Excerpts from a figure dataset:
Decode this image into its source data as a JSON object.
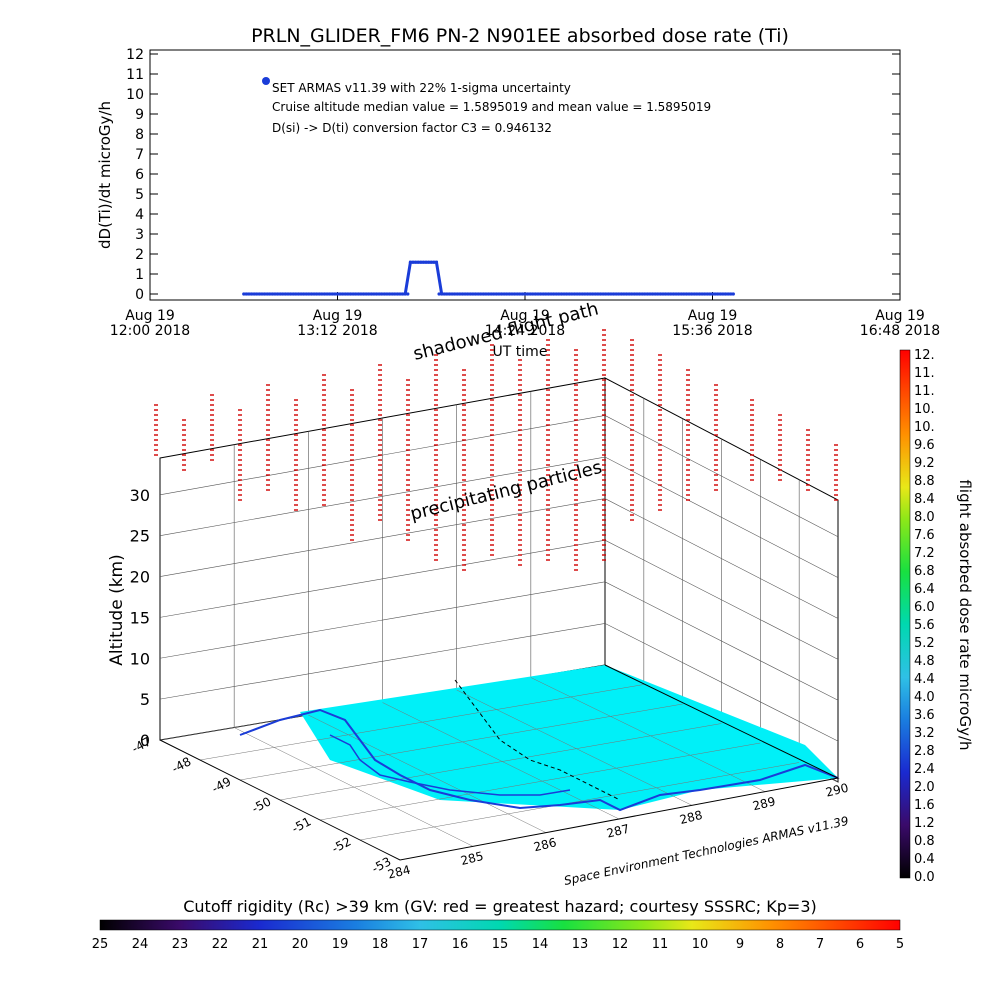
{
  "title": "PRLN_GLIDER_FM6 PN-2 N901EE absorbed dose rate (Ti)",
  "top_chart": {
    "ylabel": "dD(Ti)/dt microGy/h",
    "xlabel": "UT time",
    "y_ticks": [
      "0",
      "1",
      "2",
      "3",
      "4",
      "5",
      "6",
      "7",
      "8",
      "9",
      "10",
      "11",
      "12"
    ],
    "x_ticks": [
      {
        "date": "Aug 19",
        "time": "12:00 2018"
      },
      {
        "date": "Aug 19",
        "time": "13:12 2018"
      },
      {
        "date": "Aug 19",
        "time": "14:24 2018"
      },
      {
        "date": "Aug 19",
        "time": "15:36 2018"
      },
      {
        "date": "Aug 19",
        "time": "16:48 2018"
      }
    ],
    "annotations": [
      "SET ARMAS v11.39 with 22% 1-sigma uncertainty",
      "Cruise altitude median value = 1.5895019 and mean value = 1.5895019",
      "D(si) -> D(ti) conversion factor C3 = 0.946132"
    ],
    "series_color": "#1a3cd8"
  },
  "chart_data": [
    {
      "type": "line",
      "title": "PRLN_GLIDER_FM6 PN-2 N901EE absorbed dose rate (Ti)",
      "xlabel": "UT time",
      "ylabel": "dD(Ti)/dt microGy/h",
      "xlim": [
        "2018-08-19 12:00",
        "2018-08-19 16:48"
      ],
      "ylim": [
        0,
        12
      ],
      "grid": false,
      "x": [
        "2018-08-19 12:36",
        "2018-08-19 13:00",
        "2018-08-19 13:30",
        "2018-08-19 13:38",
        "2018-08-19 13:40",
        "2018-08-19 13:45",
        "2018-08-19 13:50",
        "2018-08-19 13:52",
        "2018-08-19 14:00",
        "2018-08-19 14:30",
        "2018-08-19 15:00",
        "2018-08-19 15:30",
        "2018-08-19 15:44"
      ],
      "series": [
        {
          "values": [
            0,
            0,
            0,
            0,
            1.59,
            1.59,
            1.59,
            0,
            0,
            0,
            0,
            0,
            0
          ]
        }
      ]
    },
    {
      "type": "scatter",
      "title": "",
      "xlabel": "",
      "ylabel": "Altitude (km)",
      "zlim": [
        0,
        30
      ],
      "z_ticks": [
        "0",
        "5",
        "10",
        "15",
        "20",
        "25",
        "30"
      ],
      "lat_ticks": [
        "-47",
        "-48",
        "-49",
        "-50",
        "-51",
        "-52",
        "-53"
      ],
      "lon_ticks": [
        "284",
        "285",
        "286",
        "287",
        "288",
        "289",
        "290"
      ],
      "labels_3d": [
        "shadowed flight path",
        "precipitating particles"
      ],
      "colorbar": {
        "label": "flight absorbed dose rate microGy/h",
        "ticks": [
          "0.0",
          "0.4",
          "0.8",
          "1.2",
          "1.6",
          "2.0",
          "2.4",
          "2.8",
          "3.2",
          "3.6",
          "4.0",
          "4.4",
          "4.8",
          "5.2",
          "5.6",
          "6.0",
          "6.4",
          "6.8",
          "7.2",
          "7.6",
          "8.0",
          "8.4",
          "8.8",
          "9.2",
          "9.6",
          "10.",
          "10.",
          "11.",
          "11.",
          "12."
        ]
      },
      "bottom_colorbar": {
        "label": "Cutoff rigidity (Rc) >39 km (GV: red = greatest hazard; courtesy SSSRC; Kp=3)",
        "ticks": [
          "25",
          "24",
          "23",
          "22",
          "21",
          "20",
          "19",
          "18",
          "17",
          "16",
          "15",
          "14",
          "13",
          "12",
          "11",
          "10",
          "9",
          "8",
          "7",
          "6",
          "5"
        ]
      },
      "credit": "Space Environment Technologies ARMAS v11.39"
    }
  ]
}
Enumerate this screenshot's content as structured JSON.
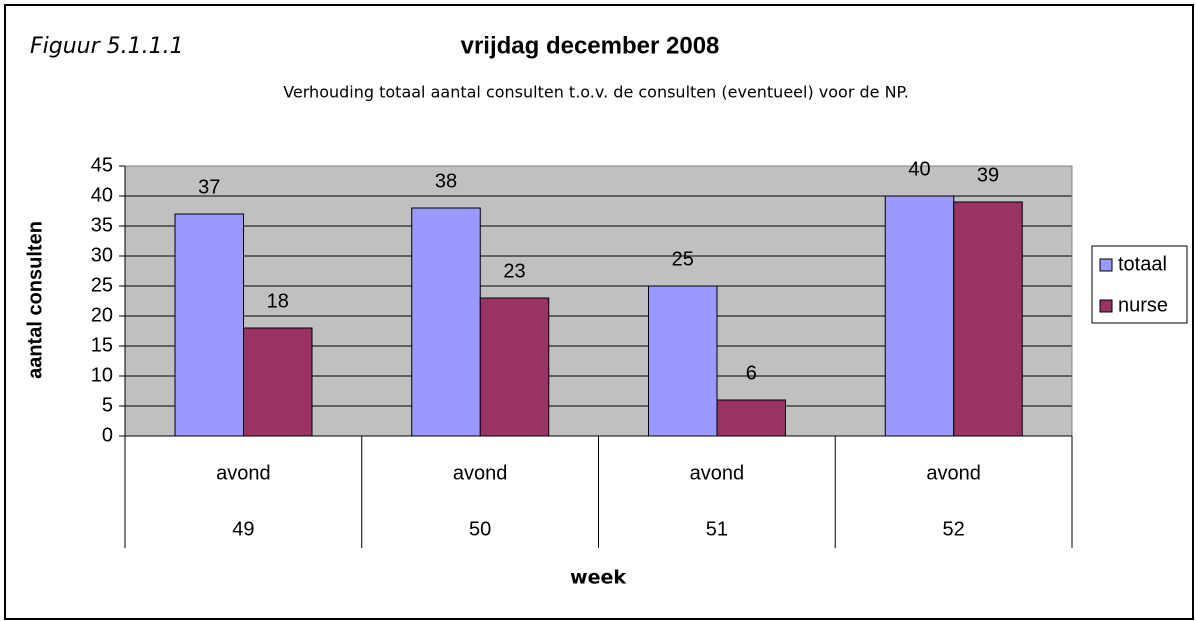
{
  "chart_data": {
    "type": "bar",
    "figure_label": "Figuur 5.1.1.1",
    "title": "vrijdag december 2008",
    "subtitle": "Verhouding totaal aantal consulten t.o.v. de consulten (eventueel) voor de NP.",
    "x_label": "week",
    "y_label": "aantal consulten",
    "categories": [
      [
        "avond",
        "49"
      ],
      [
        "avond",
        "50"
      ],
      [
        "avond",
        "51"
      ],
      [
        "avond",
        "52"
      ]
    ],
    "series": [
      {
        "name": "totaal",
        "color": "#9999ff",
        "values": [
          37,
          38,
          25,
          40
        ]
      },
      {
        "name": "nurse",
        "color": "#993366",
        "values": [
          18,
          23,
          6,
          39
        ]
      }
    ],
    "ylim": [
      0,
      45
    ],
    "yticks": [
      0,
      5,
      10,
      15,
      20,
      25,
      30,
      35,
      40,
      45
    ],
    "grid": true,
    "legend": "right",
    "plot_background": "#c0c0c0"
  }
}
---
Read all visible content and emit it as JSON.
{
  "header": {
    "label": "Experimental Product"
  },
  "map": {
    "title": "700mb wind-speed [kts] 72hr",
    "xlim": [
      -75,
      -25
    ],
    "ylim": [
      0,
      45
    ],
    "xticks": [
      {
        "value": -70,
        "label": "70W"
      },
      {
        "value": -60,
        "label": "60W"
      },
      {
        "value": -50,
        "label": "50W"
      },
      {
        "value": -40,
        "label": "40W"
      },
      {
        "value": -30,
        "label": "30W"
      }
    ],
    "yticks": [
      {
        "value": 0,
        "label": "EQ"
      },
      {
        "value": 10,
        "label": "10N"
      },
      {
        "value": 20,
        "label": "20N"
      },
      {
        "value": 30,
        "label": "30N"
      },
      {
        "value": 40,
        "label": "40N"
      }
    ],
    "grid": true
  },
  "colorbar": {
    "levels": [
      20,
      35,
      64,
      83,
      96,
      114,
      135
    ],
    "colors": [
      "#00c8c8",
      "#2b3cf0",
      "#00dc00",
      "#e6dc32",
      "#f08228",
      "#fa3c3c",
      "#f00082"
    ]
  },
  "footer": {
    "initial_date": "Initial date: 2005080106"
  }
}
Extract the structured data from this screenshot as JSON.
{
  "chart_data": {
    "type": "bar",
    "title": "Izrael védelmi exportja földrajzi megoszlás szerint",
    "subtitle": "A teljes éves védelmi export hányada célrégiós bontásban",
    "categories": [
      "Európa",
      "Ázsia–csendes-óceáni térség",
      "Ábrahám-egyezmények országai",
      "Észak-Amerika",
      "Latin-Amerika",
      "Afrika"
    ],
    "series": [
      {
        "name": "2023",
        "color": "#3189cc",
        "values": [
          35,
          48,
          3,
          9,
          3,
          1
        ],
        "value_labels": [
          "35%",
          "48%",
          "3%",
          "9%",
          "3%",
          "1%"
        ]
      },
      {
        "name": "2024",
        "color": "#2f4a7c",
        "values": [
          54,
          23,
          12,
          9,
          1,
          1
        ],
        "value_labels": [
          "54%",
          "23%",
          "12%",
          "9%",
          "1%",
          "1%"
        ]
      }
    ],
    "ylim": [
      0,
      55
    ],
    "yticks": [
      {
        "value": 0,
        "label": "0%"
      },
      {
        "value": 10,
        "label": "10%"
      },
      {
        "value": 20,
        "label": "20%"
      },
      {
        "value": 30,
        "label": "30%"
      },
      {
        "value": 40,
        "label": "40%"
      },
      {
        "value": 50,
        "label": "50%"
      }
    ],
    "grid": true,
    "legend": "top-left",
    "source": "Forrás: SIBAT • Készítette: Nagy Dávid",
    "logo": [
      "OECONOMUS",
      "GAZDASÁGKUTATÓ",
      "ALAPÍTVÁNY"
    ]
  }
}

*Task details*
Reply with nothing but the number of lines in the data above that contain "screenshot".

*Result of the exercise*
2